• [The problem] Omit the pictures from the entries below and retype everything else exactly.

[Extracted data entries]
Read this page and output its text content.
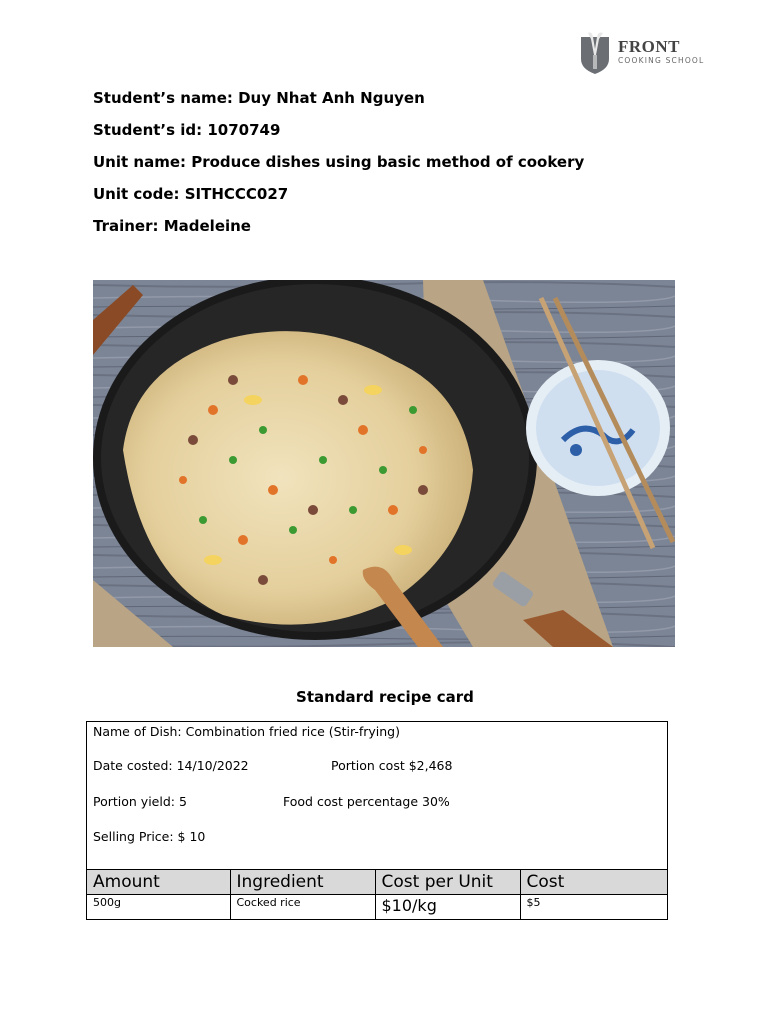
FRONT
COOKING SCHOOL
Student’s name: Duy Nhat Anh Nguyen
Student’s id: 1070749
Unit name: Produce dishes using basic method of cookery
Unit code: SITHCCC027
Trainer: Madeleine
Standard recipe card
Name of Dish: Combination fried rice (Stir-frying)
Date costed: 14/10/2022	Portion cost $2,468
Portion yield: 5	Food cost percentage 30%
Selling Price: $ 10
Amount	Ingredient	Cost per Unit	Cost
500g	Cocked rice	$10/kg	$5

• [Solution below]
Read this page and output its text content.
FRONT
COOKING SCHOOL
Student’s name: Duy Nhat Anh Nguyen
Student’s id: 1070749
Unit name: Produce dishes using basic method of cookery
Unit code: SITHCCC027
Trainer: Madeleine
Standard recipe card
Name of Dish: Combination fried rice (Stir-frying)
Date costed: 14/10/2022	Portion cost $2,468
Portion yield: 5	Food cost percentage 30%
Selling Price: $ 10
Amount	Ingredient	Cost per Unit	Cost
500g	Cocked rice	$10/kg	$5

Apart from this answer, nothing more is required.